(Exercise instructions) Every line of the material below must be repeated exactly.

(Dataset records)
******
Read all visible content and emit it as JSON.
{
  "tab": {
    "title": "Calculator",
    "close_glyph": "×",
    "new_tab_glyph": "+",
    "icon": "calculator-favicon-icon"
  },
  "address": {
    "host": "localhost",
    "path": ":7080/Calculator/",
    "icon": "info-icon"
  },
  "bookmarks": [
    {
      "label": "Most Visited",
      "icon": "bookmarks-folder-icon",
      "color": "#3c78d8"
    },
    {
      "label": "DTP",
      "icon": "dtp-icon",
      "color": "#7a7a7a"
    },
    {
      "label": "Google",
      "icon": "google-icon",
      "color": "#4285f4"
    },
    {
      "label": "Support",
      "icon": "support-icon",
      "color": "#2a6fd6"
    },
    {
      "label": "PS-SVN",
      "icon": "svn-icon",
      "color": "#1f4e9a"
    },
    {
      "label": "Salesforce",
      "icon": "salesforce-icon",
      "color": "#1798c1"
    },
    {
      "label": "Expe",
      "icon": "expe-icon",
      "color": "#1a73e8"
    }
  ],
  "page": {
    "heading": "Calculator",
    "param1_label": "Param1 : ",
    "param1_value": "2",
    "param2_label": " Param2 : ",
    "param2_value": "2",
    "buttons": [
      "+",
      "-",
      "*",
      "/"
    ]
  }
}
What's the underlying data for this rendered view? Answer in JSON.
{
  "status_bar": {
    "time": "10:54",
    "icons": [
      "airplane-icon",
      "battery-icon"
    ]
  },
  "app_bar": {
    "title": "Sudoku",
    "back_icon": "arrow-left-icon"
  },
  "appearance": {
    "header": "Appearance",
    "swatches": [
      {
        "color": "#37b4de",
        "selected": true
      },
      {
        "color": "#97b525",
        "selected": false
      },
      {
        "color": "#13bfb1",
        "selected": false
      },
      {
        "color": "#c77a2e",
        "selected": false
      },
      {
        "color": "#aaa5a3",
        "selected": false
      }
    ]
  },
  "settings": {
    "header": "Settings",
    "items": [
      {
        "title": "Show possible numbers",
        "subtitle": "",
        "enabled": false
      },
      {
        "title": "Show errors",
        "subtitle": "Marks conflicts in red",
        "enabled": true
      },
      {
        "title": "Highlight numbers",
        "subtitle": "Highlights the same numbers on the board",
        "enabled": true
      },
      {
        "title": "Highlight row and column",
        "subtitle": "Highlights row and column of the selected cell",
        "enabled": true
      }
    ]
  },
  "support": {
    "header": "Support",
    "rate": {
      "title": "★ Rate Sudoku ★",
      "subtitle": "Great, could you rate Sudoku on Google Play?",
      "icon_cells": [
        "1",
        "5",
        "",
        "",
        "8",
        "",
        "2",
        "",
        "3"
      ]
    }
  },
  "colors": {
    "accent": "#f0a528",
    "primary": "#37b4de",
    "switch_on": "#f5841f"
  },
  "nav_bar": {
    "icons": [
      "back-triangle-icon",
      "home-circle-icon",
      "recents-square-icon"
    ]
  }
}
******
(Result)
Read all visible content and emit it as JSON.
{
  "tab": {
    "title": "Calculator",
    "close_glyph": "×",
    "new_tab_glyph": "+",
    "icon": "calculator-favicon-icon"
  },
  "address": {
    "host": "localhost",
    "path": ":7080/Calculator/",
    "icon": "info-icon"
  },
  "bookmarks": [
    {
      "label": "Most Visited",
      "icon": "bookmarks-folder-icon",
      "color": "#3c78d8"
    },
    {
      "label": "DTP",
      "icon": "dtp-icon",
      "color": "#7a7a7a"
    },
    {
      "label": "Google",
      "icon": "google-icon",
      "color": "#4285f4"
    },
    {
      "label": "Support",
      "icon": "support-icon",
      "color": "#2a6fd6"
    },
    {
      "label": "PS-SVN",
      "icon": "svn-icon",
      "color": "#1f4e9a"
    },
    {
      "label": "Salesforce",
      "icon": "salesforce-icon",
      "color": "#1798c1"
    },
    {
      "label": "Expe",
      "icon": "expe-icon",
      "color": "#1a73e8"
    }
  ],
  "page": {
    "heading": "Calculator",
    "param1_label": "Param1 : ",
    "param1_value": "2",
    "param2_label": " Param2 : ",
    "param2_value": "2",
    "buttons": [
      "+",
      "-",
      "*",
      "/"
    ]
  }
}
What's the underlying data for this rendered view? Answer in JSON.
{
  "status_bar": {
    "time": "10:54",
    "icons": [
      "airplane-icon",
      "battery-icon"
    ]
  },
  "app_bar": {
    "title": "Sudoku",
    "back_icon": "arrow-left-icon"
  },
  "appearance": {
    "header": "Appearance",
    "swatches": [
      {
        "color": "#37b4de",
        "selected": true
      },
      {
        "color": "#97b525",
        "selected": false
      },
      {
        "color": "#13bfb1",
        "selected": false
      },
      {
        "color": "#c77a2e",
        "selected": false
      },
      {
        "color": "#aaa5a3",
        "selected": false
      }
    ]
  },
  "settings": {
    "header": "Settings",
    "items": [
      {
        "title": "Show possible numbers",
        "subtitle": "",
        "enabled": false
      },
      {
        "title": "Show errors",
        "subtitle": "Marks conflicts in red",
        "enabled": true
      },
      {
        "title": "Highlight numbers",
        "subtitle": "Highlights the same numbers on the board",
        "enabled": true
      },
      {
        "title": "Highlight row and column",
        "subtitle": "Highlights row and column of the selected cell",
        "enabled": true
      }
    ]
  },
  "support": {
    "header": "Support",
    "rate": {
      "title": "★ Rate Sudoku ★",
      "subtitle": "Great, could you rate Sudoku on Google Play?",
      "icon_cells": [
        "1",
        "5",
        "",
        "",
        "8",
        "",
        "2",
        "",
        "3"
      ]
    }
  },
  "colors": {
    "accent": "#f0a528",
    "primary": "#37b4de",
    "switch_on": "#f5841f"
  },
  "nav_bar": {
    "icons": [
      "back-triangle-icon",
      "home-circle-icon",
      "recents-square-icon"
    ]
  }
}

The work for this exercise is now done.